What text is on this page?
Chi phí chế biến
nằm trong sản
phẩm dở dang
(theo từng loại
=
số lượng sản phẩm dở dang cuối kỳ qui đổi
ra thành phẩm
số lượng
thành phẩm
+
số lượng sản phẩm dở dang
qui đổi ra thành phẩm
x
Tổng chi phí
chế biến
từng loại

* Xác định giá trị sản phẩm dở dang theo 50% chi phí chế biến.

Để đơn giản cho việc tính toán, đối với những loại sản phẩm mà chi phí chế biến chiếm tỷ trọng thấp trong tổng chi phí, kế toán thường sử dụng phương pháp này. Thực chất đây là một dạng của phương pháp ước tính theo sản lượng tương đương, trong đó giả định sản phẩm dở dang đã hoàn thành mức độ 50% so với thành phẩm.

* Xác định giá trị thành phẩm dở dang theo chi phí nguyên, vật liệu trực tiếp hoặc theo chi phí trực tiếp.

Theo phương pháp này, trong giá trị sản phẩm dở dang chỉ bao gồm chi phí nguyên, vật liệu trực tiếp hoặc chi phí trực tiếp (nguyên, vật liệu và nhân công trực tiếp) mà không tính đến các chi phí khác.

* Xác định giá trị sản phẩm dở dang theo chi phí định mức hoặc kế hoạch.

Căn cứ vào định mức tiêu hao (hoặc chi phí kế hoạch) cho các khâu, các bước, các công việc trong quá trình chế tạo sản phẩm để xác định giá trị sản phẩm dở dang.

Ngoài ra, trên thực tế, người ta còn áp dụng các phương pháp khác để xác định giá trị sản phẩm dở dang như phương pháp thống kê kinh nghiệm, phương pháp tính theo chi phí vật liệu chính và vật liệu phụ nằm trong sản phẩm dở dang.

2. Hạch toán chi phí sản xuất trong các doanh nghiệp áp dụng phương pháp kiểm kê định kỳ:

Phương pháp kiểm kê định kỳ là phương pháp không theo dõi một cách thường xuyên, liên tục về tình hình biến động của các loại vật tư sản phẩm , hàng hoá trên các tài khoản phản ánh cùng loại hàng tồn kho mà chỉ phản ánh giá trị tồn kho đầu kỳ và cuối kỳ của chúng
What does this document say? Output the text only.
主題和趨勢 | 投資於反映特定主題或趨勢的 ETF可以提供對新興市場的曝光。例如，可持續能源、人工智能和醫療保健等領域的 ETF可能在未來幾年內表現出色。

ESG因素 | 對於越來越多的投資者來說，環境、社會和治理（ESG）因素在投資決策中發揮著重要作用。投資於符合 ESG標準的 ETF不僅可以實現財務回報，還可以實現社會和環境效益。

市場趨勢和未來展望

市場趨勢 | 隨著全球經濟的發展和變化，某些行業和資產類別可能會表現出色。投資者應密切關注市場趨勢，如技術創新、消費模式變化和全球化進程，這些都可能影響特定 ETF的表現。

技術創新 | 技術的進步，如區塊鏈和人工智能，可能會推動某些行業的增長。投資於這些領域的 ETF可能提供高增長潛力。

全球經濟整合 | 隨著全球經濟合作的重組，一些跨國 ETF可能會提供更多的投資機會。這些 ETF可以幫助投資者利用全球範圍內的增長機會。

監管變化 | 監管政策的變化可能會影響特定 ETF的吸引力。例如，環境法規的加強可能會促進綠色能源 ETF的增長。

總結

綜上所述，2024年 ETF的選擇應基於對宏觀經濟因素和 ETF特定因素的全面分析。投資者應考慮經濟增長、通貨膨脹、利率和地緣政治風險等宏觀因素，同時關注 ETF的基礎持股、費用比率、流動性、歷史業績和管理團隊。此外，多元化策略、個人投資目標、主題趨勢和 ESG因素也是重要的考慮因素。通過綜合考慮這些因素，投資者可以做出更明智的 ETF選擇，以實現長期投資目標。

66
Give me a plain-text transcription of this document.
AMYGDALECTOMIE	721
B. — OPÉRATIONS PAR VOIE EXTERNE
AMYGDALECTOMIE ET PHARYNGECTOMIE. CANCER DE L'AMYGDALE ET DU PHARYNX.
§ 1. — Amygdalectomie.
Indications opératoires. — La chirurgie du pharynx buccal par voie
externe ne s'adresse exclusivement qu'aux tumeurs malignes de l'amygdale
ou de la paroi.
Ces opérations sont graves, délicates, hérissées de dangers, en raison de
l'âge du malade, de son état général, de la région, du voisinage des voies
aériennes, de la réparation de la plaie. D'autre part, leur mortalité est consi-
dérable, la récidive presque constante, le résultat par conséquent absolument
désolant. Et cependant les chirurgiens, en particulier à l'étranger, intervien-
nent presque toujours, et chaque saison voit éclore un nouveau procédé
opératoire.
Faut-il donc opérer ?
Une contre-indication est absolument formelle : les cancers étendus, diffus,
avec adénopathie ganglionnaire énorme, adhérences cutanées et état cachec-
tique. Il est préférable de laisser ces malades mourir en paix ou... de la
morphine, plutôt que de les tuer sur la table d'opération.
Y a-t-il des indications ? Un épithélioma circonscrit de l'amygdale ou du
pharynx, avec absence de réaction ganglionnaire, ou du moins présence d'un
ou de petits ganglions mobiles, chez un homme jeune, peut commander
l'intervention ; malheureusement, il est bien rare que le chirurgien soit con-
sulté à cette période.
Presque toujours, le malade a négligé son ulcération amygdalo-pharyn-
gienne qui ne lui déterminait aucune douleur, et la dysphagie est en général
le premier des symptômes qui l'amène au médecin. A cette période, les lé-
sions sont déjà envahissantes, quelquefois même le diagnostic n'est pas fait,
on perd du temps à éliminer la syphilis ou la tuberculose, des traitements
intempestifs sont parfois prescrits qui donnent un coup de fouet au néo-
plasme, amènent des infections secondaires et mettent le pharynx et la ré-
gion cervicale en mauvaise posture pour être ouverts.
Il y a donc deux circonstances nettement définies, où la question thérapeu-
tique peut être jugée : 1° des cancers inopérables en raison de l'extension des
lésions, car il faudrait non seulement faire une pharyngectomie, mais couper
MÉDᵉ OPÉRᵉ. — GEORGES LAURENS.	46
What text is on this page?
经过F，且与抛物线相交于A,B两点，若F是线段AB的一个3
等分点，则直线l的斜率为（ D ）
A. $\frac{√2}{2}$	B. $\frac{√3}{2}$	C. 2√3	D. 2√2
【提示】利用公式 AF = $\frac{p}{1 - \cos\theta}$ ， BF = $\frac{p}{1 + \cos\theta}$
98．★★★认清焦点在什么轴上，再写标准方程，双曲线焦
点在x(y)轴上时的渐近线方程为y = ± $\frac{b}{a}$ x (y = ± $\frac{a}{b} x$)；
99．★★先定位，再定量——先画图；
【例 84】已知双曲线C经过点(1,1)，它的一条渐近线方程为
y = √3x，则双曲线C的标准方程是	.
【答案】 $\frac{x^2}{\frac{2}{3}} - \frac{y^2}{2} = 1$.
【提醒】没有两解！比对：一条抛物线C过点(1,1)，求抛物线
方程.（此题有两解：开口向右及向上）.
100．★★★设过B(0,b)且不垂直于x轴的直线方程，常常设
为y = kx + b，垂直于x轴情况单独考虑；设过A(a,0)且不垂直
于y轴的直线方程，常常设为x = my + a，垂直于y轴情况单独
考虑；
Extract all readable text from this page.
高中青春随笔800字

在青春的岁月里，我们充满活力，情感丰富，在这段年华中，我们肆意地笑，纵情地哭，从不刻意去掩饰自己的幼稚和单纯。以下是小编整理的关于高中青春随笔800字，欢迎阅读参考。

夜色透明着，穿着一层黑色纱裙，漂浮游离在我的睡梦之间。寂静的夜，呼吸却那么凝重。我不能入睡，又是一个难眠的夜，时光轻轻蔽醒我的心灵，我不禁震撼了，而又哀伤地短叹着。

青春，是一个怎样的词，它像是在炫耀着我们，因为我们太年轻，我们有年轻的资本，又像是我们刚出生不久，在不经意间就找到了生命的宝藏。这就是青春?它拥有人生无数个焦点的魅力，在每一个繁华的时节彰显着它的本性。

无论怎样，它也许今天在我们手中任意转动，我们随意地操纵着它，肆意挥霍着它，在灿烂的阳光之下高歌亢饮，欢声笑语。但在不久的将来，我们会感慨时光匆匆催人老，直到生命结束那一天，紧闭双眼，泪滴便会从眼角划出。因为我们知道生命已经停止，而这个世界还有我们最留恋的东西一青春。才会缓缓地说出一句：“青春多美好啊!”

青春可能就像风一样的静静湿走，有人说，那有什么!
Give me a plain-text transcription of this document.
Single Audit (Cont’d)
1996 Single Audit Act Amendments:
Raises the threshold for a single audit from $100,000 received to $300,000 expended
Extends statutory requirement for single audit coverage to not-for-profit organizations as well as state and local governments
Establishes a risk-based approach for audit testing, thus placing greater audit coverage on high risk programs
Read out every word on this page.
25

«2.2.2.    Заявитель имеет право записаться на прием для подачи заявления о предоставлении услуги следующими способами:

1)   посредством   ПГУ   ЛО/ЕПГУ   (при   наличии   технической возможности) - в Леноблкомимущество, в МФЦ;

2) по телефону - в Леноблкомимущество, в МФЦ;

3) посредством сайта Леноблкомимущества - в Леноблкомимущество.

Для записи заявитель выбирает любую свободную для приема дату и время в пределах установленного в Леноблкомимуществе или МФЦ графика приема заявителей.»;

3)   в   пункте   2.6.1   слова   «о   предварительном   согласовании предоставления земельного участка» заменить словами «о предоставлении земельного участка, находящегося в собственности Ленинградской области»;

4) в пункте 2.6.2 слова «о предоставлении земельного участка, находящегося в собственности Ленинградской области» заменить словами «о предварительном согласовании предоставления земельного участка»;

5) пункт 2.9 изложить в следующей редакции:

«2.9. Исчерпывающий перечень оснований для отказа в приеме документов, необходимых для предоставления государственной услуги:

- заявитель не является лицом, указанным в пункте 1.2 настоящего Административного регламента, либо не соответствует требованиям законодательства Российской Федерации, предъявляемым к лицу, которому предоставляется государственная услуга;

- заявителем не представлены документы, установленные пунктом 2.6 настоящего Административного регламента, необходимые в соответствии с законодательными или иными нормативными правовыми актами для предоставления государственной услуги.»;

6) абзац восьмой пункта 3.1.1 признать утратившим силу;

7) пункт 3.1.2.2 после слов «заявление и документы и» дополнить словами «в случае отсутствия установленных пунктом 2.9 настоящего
========
* Aim *
Show all lines in the entries above where the string "tiếp" appears.

* Reply *
* Xác định giá trị thành phẩm dở dang theo chi phí nguyên, vật liệu trực tiếp hoặc theo chi phí trực tiếp.
Theo phương pháp này, trong giá trị sản phẩm dở dang chỉ bao gồm chi phí nguyên, vật liệu trực tiếp hoặc chi phí trực tiếp (nguyên, vật liệu và nhân công trực tiếp) mà không tính đến các chi phí khác.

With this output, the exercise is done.